Pull out every line of the rows below and copy each one verbatim, leaving out the picture.

── Dataset excerpts

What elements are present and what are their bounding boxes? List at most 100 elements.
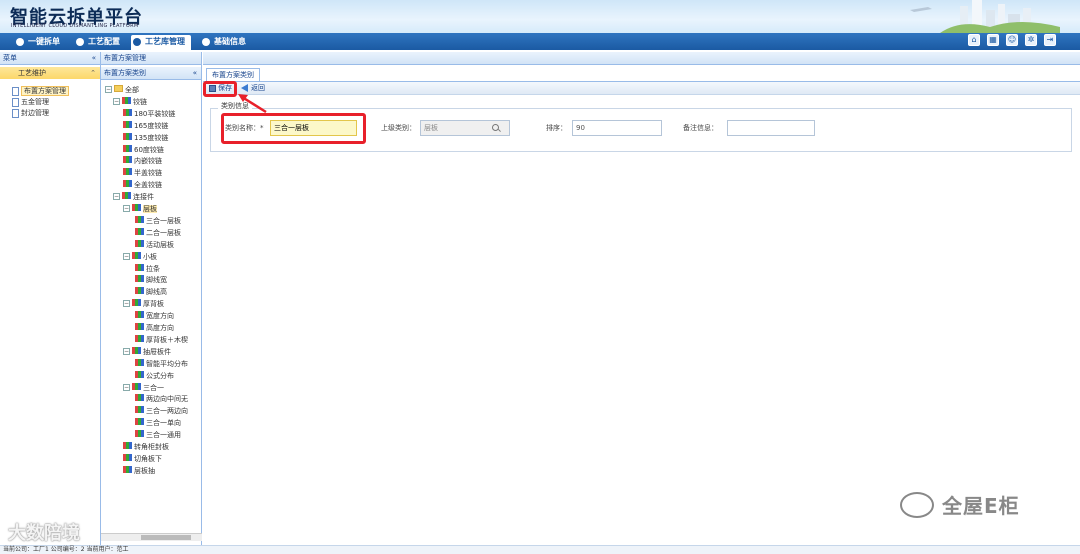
nav-process-config[interactable]: 工艺配置 bbox=[74, 35, 120, 49]
expand-toggle-icon[interactable]: − bbox=[105, 86, 112, 93]
breadcrumb: 布置方案管理 bbox=[101, 52, 201, 65]
tree-node[interactable]: 层板抽 bbox=[123, 465, 155, 477]
tree-node[interactable]: − 小板 bbox=[123, 251, 157, 263]
tree-panel-title: 布置方案类别 « bbox=[101, 67, 201, 80]
tree-node-label: 135度铰链 bbox=[134, 133, 169, 142]
menu-item-hardware[interactable]: 五金管理 bbox=[10, 97, 49, 108]
collapse-icon[interactable]: « bbox=[193, 67, 197, 80]
tree-node-label: 半盖铰链 bbox=[134, 169, 162, 178]
expand-toggle-icon[interactable]: − bbox=[123, 347, 130, 355]
expand-toggle-icon[interactable]: − bbox=[123, 383, 130, 391]
exit-icon[interactable]: ⇥ bbox=[1044, 34, 1056, 46]
document-icon bbox=[12, 87, 19, 96]
tree-node-label: 全部 bbox=[125, 86, 139, 94]
scroll-thumb[interactable] bbox=[141, 535, 191, 540]
tree-node[interactable]: 三合一层板 bbox=[135, 215, 181, 227]
tree-node[interactable]: 165度铰链 bbox=[123, 120, 168, 132]
expand-toggle-icon[interactable]: − bbox=[123, 205, 130, 212]
category-icon bbox=[132, 251, 141, 259]
tree-node[interactable]: 60度铰链 bbox=[123, 144, 164, 156]
tree-node-label: 小板 bbox=[143, 252, 157, 261]
tree-node[interactable]: − 铰链 bbox=[113, 96, 147, 108]
tree-node[interactable]: 宽度方向 bbox=[135, 311, 174, 322]
tree-node[interactable]: 切角板下 bbox=[123, 453, 162, 465]
expand-toggle-icon[interactable]: − bbox=[123, 300, 130, 308]
status-bar: 当前公司：工厂1 公司编号：2 当前用户：范工 bbox=[0, 545, 1080, 554]
tree-node[interactable]: 全盖铰链 bbox=[123, 180, 162, 191]
document-icon bbox=[12, 109, 19, 118]
tree-node-label: 转角柜封板 bbox=[134, 443, 169, 451]
expand-toggle-icon[interactable]: − bbox=[113, 97, 120, 105]
tree-node[interactable]: 三合一通用 bbox=[135, 430, 181, 441]
tree-node[interactable]: 内嵌铰链 bbox=[123, 156, 162, 167]
tree-node[interactable]: − 抽屉板件 bbox=[123, 346, 171, 358]
collapse-icon[interactable]: « bbox=[92, 52, 96, 65]
tree-node[interactable]: 135度铰链 bbox=[123, 132, 169, 144]
gear-icon[interactable]: ✲ bbox=[1025, 34, 1037, 46]
tree-node[interactable]: 脚线高 bbox=[135, 287, 167, 298]
expand-toggle-icon[interactable]: − bbox=[113, 193, 120, 201]
tree-node[interactable]: − 连接件 bbox=[113, 192, 154, 203]
section-process-maintenance[interactable]: 工艺维护 ⌃ bbox=[0, 67, 100, 79]
search-icon[interactable] bbox=[492, 124, 499, 131]
category-icon bbox=[122, 192, 131, 200]
section-label: 工艺维护 bbox=[18, 69, 46, 77]
tree-node[interactable]: − 层板 bbox=[123, 204, 157, 215]
main-nav: 一键拆单 工艺配置 工艺库管理 基础信息 bbox=[0, 33, 1080, 50]
menu-item-layout-scheme[interactable]: 布置方案管理 bbox=[10, 86, 69, 97]
tree-node[interactable]: 三合一两边向 bbox=[135, 406, 188, 417]
tree-node[interactable]: 半盖铰链 bbox=[123, 168, 162, 179]
info-icon bbox=[202, 38, 210, 46]
watermark-left: 大数陪境 bbox=[8, 523, 80, 544]
tree-node[interactable]: 转角柜封板 bbox=[123, 442, 169, 453]
tree-scrollbar[interactable] bbox=[101, 533, 202, 541]
category-icon bbox=[135, 430, 144, 438]
tree-node[interactable]: 二合一层板 bbox=[135, 227, 181, 239]
tree-node-label: 层板抽 bbox=[134, 466, 155, 475]
collapse-icon[interactable]: ⌃ bbox=[90, 67, 96, 79]
tree-node[interactable]: 高度方向 bbox=[135, 323, 174, 334]
nav-one-click-split[interactable]: 一键拆单 bbox=[14, 35, 60, 49]
parent-label: 上级类别： bbox=[381, 124, 416, 132]
tree-node[interactable]: 智能平均分布 bbox=[135, 358, 188, 370]
tree-node[interactable]: 公式分布 bbox=[135, 370, 174, 382]
category-icon bbox=[123, 144, 132, 152]
nav-label: 工艺配置 bbox=[88, 37, 120, 46]
back-arrow-icon bbox=[241, 84, 248, 92]
category-icon bbox=[135, 239, 144, 247]
tree-node[interactable]: 拉条 bbox=[135, 263, 160, 275]
tree-node[interactable]: 三合一单向 bbox=[135, 418, 181, 429]
tree-node[interactable]: 180平装铰链 bbox=[123, 108, 175, 120]
tree-node[interactable]: 厚背板＋木楔 bbox=[135, 334, 188, 346]
category-icon bbox=[135, 263, 144, 271]
home-icon[interactable]: ⌂ bbox=[968, 34, 980, 46]
expand-toggle-icon[interactable]: − bbox=[123, 252, 130, 260]
category-icon bbox=[135, 334, 144, 342]
parent-category-input[interactable]: 层板 bbox=[420, 120, 510, 136]
tree-node[interactable]: − 厚背板 bbox=[123, 299, 164, 310]
calendar-icon[interactable]: ▦ bbox=[987, 34, 999, 46]
tree-node-label: 层板 bbox=[143, 205, 157, 213]
category-icon bbox=[132, 204, 141, 211]
wrench-icon bbox=[76, 38, 84, 46]
form-toolbar: 保存 返回 bbox=[203, 82, 1080, 95]
tree-node-label: 三合一通用 bbox=[146, 431, 181, 440]
category-icon bbox=[132, 382, 141, 390]
tree-node[interactable]: − 三合一 bbox=[123, 382, 164, 394]
category-icon bbox=[135, 323, 144, 330]
category-icon bbox=[122, 96, 131, 104]
nav-process-library[interactable]: 工艺库管理 bbox=[131, 35, 191, 50]
tree-node[interactable]: 活动层板 bbox=[135, 239, 174, 251]
menu-item-edge-banding[interactable]: 封边管理 bbox=[10, 108, 49, 119]
user-icon[interactable]: ☺ bbox=[1006, 34, 1018, 46]
tree-node[interactable]: − 全部 bbox=[105, 85, 139, 96]
order-input[interactable]: 90 bbox=[572, 120, 662, 136]
nav-basic-info[interactable]: 基础信息 bbox=[200, 35, 246, 49]
tree-node-label: 智能平均分布 bbox=[146, 359, 188, 368]
tree-node[interactable]: 脚线宽 bbox=[135, 275, 167, 286]
tab-layout-category[interactable]: 布置方案类别 bbox=[206, 68, 260, 81]
remark-textarea[interactable] bbox=[727, 120, 815, 136]
tree-node[interactable]: 两边向中间无 bbox=[135, 394, 188, 405]
category-icon bbox=[135, 227, 144, 235]
nav-label: 基础信息 bbox=[214, 37, 246, 46]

────

Exercise result
What elements are present and what are their bounding boxes? List at most 100 elements.
nav-process-config[interactable]: 工艺配置 bbox=[74, 35, 120, 49]
expand-toggle-icon[interactable]: − bbox=[105, 86, 112, 93]
breadcrumb: 布置方案管理 bbox=[101, 52, 201, 65]
tree-node[interactable]: 层板抽 bbox=[123, 465, 155, 477]
tree-node[interactable]: − 小板 bbox=[123, 251, 157, 263]
tree-panel-title: 布置方案类别 « bbox=[101, 67, 201, 80]
tree-node-label: 135度铰链 bbox=[134, 133, 169, 142]
menu-item-hardware[interactable]: 五金管理 bbox=[10, 97, 49, 108]
collapse-icon[interactable]: « bbox=[193, 67, 197, 80]
tree-node-label: 半盖铰链 bbox=[134, 169, 162, 178]
expand-toggle-icon[interactable]: − bbox=[123, 347, 130, 355]
expand-toggle-icon[interactable]: − bbox=[123, 383, 130, 391]
exit-icon[interactable]: ⇥ bbox=[1044, 34, 1056, 46]
document-icon bbox=[12, 87, 19, 96]
tree-node-label: 全部 bbox=[125, 86, 139, 94]
scroll-thumb[interactable] bbox=[141, 535, 191, 540]
tree-node[interactable]: 三合一层板 bbox=[135, 215, 181, 227]
tree-node[interactable]: 165度铰链 bbox=[123, 120, 168, 132]
expand-toggle-icon[interactable]: − bbox=[123, 205, 130, 212]
category-icon bbox=[132, 251, 141, 259]
tree-node[interactable]: 60度铰链 bbox=[123, 144, 164, 156]
tree-node-label: 小板 bbox=[143, 252, 157, 261]
tree-node[interactable]: − 铰链 bbox=[113, 96, 147, 108]
tree-node[interactable]: 宽度方向 bbox=[135, 311, 174, 322]
tree-node[interactable]: 切角板下 bbox=[123, 453, 162, 465]
expand-toggle-icon[interactable]: − bbox=[123, 300, 130, 308]
status-bar: 当前公司：工厂1 公司编号：2 当前用户：范工 bbox=[0, 545, 1080, 554]
tree-node[interactable]: 全盖铰链 bbox=[123, 180, 162, 191]
document-icon bbox=[12, 109, 19, 118]
tree-node-label: 转角柜封板 bbox=[134, 443, 169, 451]
expand-toggle-icon[interactable]: − bbox=[113, 97, 120, 105]
tree-node[interactable]: 三合一通用 bbox=[135, 430, 181, 441]
tree-node[interactable]: 内嵌铰链 bbox=[123, 156, 162, 167]
tree-node[interactable]: − 抽屉板件 bbox=[123, 346, 171, 358]
collapse-icon[interactable]: « bbox=[92, 52, 96, 65]
tree-node[interactable]: 135度铰链 bbox=[123, 132, 169, 144]
gear-icon[interactable]: ✲ bbox=[1025, 34, 1037, 46]
tree-node[interactable]: 脚线高 bbox=[135, 287, 167, 298]
expand-toggle-icon[interactable]: − bbox=[113, 193, 120, 201]
tree-node[interactable]: − 连接件 bbox=[113, 192, 154, 203]
section-process-maintenance[interactable]: 工艺维护 ⌃ bbox=[0, 67, 100, 79]
search-icon[interactable] bbox=[492, 124, 499, 131]
category-icon bbox=[122, 192, 131, 200]
section-label: 工艺维护 bbox=[18, 69, 46, 77]
tree-node[interactable]: − 层板 bbox=[123, 204, 157, 215]
main-nav: 一键拆单 工艺配置 工艺库管理 基础信息 bbox=[0, 33, 1080, 50]
menu-item-layout-scheme[interactable]: 布置方案管理 bbox=[10, 86, 69, 97]
tree-node[interactable]: 三合一两边向 bbox=[135, 406, 188, 417]
tree-node[interactable]: 半盖铰链 bbox=[123, 168, 162, 179]
info-icon bbox=[202, 38, 210, 46]
watermark-left: 大数陪境 bbox=[8, 523, 80, 544]
tree-node[interactable]: 转角柜封板 bbox=[123, 442, 169, 453]
tree-scrollbar[interactable] bbox=[101, 533, 202, 541]
category-icon bbox=[135, 430, 144, 438]
tree-node[interactable]: 二合一层板 bbox=[135, 227, 181, 239]
tree-node-label: 层板抽 bbox=[134, 466, 155, 475]
collapse-icon[interactable]: ⌃ bbox=[90, 67, 96, 79]
tree-node[interactable]: 高度方向 bbox=[135, 323, 174, 334]
nav-one-click-split[interactable]: 一键拆单 bbox=[14, 35, 60, 49]
parent-label: 上级类别： bbox=[381, 124, 416, 132]
tree-node[interactable]: 智能平均分布 bbox=[135, 358, 188, 370]
tree-node[interactable]: 公式分布 bbox=[135, 370, 174, 382]
category-icon bbox=[123, 144, 132, 152]
nav-label: 工艺配置 bbox=[88, 37, 120, 46]
back-arrow-icon bbox=[241, 84, 248, 92]
category-icon bbox=[135, 239, 144, 247]
tree-node[interactable]: 拉条 bbox=[135, 263, 160, 275]
tree-node[interactable]: 三合一单向 bbox=[135, 418, 181, 429]
tree-node[interactable]: 180平装铰链 bbox=[123, 108, 175, 120]
tree-node[interactable]: 厚背板＋木楔 bbox=[135, 334, 188, 346]
category-icon bbox=[135, 263, 144, 271]
home-icon[interactable]: ⌂ bbox=[968, 34, 980, 46]
expand-toggle-icon[interactable]: − bbox=[123, 252, 130, 260]
category-icon bbox=[135, 334, 144, 342]
parent-category-input[interactable]: 层板 bbox=[420, 120, 510, 136]
tree-node[interactable]: − 厚背板 bbox=[123, 299, 164, 310]
calendar-icon[interactable]: ▦ bbox=[987, 34, 999, 46]
tree-node-label: 层板 bbox=[143, 205, 157, 213]
category-icon bbox=[132, 204, 141, 211]
wrench-icon bbox=[76, 38, 84, 46]
form-toolbar: 保存 返回 bbox=[203, 82, 1080, 95]
tree-node-label: 三合一通用 bbox=[146, 431, 181, 440]
category-icon bbox=[132, 382, 141, 390]
tree-node[interactable]: − 三合一 bbox=[123, 382, 164, 394]
category-icon bbox=[135, 323, 144, 330]
category-icon bbox=[122, 96, 131, 104]
nav-process-library[interactable]: 工艺库管理 bbox=[131, 35, 191, 50]
tree-node[interactable]: 活动层板 bbox=[135, 239, 174, 251]
menu-item-edge-banding[interactable]: 封边管理 bbox=[10, 108, 49, 119]
user-icon[interactable]: ☺ bbox=[1006, 34, 1018, 46]
tree-node[interactable]: − 全部 bbox=[105, 85, 139, 96]
order-input[interactable]: 90 bbox=[572, 120, 662, 136]
nav-basic-info[interactable]: 基础信息 bbox=[200, 35, 246, 49]
tree-node-label: 智能平均分布 bbox=[146, 359, 188, 368]
tree-node[interactable]: 脚线宽 bbox=[135, 275, 167, 286]
tab-layout-category[interactable]: 布置方案类别 bbox=[206, 68, 260, 81]
remark-textarea[interactable] bbox=[727, 120, 815, 136]
tree-node[interactable]: 两边向中间无 bbox=[135, 394, 188, 405]
category-icon bbox=[135, 227, 144, 235]
nav-label: 基础信息 bbox=[214, 37, 246, 46]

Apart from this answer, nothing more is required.